WHAT YOU SHOULD DO: Pick out and copy every line below that has the word "anche".

****

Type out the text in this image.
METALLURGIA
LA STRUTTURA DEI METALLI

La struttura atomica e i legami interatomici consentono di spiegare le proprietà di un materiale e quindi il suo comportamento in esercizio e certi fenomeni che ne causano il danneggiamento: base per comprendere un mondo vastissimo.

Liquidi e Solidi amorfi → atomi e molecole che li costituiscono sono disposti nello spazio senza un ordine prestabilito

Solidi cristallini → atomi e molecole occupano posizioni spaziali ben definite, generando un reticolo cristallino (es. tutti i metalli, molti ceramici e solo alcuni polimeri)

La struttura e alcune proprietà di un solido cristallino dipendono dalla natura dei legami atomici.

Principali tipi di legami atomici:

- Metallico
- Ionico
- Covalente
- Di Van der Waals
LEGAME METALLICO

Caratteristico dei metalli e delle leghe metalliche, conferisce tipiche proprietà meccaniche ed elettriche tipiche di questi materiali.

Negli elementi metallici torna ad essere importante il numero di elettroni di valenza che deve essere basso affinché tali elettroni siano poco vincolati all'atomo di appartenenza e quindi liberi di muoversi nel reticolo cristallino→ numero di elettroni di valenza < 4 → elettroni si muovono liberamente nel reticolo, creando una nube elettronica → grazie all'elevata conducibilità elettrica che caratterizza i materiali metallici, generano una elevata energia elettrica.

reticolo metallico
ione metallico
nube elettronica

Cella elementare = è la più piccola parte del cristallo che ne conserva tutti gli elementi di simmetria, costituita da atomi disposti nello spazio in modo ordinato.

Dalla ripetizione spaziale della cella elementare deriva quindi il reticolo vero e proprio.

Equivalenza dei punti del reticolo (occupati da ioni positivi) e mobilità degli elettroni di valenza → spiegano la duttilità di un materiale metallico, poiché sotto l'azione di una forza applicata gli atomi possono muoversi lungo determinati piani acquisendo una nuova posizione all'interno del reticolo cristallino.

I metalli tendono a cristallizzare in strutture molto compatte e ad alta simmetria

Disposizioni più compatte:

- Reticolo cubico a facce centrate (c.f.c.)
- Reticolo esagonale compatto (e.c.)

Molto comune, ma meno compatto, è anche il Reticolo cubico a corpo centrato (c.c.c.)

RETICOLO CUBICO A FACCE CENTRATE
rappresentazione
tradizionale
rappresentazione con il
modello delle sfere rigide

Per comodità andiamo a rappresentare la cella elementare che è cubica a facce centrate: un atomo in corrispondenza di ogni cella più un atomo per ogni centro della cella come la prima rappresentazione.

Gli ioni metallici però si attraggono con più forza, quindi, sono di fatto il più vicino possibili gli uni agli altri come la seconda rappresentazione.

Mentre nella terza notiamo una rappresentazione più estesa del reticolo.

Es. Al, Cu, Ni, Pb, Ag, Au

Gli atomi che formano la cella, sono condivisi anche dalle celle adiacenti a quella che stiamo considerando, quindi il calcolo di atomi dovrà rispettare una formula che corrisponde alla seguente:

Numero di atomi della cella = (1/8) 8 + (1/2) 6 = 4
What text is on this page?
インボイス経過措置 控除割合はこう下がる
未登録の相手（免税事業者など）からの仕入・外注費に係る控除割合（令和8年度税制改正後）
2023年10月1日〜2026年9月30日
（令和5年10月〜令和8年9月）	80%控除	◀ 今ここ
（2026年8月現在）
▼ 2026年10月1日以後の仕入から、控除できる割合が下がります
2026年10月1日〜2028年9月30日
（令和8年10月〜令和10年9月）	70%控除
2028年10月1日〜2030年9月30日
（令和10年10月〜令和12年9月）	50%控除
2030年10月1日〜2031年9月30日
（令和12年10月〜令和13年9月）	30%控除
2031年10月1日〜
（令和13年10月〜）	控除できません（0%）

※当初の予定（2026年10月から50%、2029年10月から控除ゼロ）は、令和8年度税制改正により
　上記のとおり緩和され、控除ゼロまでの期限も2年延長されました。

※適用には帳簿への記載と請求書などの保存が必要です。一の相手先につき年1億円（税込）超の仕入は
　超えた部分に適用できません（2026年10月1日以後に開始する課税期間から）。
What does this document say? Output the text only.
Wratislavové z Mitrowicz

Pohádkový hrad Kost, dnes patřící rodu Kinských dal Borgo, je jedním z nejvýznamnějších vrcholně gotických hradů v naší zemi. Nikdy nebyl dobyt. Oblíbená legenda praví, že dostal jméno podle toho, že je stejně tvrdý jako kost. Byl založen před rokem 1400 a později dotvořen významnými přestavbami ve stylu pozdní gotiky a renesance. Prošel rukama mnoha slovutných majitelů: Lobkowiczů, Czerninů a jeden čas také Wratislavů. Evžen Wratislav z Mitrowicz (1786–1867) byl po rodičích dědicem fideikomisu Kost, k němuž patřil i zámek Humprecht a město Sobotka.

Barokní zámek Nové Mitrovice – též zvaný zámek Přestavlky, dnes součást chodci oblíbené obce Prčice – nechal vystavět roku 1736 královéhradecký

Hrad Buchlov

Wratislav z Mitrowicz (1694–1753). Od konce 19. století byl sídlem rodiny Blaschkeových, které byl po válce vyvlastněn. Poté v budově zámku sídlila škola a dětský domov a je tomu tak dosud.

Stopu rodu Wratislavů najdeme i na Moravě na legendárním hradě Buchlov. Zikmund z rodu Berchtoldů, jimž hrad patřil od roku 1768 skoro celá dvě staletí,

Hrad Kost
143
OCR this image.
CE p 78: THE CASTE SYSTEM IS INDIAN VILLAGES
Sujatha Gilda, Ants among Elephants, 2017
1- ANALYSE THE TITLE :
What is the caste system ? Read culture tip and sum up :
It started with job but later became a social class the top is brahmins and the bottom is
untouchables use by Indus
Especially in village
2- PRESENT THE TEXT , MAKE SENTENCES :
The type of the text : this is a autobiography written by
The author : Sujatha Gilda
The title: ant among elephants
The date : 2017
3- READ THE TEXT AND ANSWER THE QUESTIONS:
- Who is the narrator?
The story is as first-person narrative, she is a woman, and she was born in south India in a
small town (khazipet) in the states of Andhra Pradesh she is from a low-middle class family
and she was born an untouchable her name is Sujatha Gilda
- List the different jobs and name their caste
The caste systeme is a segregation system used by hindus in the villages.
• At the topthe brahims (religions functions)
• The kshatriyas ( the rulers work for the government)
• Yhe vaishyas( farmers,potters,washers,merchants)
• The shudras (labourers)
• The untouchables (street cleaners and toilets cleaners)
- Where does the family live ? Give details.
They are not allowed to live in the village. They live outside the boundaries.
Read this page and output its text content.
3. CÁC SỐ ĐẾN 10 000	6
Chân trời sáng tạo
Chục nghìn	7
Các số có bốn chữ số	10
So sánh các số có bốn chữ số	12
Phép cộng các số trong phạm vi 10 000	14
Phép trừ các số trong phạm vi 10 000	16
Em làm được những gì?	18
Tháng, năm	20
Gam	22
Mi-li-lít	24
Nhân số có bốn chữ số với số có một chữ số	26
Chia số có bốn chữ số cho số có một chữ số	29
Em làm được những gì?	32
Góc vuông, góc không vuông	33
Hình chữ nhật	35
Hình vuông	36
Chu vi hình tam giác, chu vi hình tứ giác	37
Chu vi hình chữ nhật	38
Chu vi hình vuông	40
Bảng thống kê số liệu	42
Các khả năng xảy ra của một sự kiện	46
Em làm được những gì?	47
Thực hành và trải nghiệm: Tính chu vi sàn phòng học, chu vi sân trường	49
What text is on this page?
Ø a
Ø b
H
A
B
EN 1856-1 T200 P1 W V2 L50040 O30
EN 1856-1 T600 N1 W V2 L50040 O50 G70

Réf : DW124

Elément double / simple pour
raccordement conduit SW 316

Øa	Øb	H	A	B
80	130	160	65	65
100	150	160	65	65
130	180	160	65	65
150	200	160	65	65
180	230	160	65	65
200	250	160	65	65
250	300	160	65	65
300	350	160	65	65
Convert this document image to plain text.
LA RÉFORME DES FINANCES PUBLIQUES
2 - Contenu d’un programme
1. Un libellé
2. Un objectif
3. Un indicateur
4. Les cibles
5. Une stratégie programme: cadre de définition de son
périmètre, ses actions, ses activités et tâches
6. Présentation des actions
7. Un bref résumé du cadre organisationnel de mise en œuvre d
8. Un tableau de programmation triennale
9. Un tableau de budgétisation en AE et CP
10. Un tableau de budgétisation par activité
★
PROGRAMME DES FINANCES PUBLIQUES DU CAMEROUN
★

****

FINAL RESULT:
Molto comune, ma meno compatto, è anche il Reticolo cubico a corpo centrato (c.c.c.)
Gli atomi che formano la cella, sono condivisi anche dalle celle adiacenti a quella che stiamo considerando, quindi il calcolo di atomi dovrà rispettare una formula che corrisponde alla seguente:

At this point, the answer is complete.